TASK TO CARRY OUT:
Collect each line holding the string "title".

══ STORED DATA

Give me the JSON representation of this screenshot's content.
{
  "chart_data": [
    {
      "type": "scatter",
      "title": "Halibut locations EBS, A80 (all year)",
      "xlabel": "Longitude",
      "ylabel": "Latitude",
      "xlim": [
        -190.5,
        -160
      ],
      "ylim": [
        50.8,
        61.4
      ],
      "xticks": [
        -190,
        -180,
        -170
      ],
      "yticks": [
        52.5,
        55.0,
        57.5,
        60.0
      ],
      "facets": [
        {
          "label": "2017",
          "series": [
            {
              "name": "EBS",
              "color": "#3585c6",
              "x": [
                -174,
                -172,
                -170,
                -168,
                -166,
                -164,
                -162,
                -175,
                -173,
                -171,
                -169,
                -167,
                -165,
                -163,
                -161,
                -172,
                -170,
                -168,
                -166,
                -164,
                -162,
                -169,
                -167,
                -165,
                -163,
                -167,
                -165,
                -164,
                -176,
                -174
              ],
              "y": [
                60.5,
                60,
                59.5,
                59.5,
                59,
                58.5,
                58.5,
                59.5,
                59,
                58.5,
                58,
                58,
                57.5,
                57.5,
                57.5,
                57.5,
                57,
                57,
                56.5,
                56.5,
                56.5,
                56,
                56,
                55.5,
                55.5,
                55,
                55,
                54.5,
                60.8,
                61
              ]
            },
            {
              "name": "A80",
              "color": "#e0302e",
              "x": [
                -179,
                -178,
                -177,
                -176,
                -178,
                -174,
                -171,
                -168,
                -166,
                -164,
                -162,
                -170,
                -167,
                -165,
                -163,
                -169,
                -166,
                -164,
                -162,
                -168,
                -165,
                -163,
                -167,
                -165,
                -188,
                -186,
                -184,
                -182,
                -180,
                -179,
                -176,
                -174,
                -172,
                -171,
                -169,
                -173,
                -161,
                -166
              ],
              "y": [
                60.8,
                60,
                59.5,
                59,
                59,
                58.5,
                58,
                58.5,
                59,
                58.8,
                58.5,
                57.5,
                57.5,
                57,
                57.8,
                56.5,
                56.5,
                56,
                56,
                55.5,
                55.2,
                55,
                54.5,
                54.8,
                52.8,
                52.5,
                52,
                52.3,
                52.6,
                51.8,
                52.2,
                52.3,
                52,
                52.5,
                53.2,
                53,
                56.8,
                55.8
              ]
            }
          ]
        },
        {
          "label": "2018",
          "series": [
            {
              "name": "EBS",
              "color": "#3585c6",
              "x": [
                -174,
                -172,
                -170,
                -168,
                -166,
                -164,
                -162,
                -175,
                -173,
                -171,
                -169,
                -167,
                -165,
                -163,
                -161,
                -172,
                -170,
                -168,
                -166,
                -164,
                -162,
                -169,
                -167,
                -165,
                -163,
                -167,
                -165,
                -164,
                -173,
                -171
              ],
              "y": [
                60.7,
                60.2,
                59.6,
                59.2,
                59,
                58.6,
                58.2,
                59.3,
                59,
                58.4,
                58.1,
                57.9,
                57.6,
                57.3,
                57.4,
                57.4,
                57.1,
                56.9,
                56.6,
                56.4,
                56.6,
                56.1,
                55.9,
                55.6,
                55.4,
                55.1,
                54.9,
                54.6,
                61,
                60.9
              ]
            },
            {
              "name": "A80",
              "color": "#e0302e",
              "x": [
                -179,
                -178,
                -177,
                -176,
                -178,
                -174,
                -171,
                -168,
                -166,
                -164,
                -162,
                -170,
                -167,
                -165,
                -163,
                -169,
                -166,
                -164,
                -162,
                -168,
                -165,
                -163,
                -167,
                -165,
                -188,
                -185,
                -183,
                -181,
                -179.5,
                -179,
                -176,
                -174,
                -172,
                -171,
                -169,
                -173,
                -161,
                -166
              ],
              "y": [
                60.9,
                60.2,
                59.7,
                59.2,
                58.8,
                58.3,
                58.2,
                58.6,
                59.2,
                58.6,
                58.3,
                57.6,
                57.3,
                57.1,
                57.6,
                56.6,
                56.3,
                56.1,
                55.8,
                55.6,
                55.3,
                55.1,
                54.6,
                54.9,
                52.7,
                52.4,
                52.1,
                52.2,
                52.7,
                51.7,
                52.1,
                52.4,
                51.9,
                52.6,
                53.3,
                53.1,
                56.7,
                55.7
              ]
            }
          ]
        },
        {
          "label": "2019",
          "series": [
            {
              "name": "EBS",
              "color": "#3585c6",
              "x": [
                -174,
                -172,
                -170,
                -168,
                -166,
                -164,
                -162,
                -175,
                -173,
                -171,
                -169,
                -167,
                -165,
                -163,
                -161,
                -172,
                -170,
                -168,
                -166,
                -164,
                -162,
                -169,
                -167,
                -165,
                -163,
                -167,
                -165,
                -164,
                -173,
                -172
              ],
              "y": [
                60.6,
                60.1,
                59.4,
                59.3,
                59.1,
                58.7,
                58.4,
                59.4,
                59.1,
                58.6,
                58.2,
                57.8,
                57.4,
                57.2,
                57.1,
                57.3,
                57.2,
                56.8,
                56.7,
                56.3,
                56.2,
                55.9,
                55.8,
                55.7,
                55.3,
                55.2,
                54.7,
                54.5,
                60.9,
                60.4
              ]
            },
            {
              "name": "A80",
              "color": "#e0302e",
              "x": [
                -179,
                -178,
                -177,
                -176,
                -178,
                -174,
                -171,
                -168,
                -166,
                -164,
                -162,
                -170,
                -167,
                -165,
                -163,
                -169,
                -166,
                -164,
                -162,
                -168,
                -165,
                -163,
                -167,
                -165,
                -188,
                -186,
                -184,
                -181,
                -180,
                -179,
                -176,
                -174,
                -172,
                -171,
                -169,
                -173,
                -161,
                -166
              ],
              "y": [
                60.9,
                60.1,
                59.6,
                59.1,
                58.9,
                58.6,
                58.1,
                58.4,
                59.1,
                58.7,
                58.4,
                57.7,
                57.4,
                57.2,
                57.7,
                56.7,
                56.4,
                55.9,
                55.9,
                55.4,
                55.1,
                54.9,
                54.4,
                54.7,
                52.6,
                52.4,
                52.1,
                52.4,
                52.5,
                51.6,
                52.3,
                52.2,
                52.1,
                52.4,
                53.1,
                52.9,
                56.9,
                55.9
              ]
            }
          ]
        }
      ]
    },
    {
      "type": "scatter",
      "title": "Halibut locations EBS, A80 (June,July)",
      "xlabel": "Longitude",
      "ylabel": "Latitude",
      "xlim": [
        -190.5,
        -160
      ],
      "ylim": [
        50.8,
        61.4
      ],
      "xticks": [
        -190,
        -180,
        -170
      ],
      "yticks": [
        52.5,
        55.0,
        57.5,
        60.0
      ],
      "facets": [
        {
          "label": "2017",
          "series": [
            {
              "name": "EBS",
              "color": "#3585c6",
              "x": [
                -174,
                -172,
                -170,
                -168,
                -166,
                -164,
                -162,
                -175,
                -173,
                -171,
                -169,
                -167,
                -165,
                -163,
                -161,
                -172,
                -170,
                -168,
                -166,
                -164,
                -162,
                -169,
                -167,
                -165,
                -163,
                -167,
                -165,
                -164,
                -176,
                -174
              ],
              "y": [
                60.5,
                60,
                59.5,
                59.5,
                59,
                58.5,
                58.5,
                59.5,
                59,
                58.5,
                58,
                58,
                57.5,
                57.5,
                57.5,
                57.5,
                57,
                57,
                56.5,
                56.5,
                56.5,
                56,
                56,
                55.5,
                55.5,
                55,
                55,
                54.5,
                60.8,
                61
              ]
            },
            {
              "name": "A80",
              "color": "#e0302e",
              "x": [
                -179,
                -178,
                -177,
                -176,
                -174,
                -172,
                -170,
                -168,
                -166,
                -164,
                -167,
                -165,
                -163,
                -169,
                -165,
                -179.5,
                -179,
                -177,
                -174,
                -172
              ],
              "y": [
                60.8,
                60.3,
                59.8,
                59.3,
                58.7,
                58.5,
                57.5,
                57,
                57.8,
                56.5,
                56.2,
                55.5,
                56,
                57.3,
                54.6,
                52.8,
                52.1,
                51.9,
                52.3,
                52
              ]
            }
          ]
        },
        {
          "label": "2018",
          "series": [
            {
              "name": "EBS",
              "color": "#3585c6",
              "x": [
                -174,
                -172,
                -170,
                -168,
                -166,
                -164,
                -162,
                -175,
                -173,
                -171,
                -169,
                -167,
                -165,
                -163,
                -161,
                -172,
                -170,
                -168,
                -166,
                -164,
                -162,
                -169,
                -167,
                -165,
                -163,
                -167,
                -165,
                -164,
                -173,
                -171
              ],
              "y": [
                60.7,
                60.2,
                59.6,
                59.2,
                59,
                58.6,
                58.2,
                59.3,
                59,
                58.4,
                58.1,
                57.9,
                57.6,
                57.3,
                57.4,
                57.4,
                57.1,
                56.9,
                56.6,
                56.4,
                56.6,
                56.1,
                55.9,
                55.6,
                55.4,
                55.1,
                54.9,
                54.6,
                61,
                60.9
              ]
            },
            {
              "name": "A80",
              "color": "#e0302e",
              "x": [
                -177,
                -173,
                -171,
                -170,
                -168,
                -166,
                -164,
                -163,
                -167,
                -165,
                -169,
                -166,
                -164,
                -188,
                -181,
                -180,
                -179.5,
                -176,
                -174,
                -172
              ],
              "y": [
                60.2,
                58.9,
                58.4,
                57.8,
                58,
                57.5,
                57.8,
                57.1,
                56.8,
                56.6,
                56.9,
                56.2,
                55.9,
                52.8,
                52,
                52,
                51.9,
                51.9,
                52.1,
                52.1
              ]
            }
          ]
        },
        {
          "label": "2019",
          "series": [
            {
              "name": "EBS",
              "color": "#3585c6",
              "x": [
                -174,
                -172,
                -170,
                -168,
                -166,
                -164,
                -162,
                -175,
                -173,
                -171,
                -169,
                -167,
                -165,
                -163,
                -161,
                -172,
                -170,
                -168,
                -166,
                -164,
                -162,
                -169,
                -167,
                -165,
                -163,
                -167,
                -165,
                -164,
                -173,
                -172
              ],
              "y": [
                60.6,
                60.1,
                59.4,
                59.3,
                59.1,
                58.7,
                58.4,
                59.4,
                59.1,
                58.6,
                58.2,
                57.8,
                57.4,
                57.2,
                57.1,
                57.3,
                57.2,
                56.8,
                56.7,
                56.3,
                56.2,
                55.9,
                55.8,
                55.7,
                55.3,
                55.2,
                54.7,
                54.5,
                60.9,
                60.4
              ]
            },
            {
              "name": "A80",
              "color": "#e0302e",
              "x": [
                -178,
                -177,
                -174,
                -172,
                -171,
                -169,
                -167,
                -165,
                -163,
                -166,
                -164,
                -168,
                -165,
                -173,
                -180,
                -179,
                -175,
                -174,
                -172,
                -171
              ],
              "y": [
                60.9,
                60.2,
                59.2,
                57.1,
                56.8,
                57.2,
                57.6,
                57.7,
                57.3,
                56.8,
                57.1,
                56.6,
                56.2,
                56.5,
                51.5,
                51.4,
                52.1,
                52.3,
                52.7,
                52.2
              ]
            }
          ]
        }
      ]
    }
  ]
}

════

ANSWER IN FULL:
      "title": "Halibut locations EBS, A80 (all year)",
      "title": "Halibut locations EBS, A80 (June,July)",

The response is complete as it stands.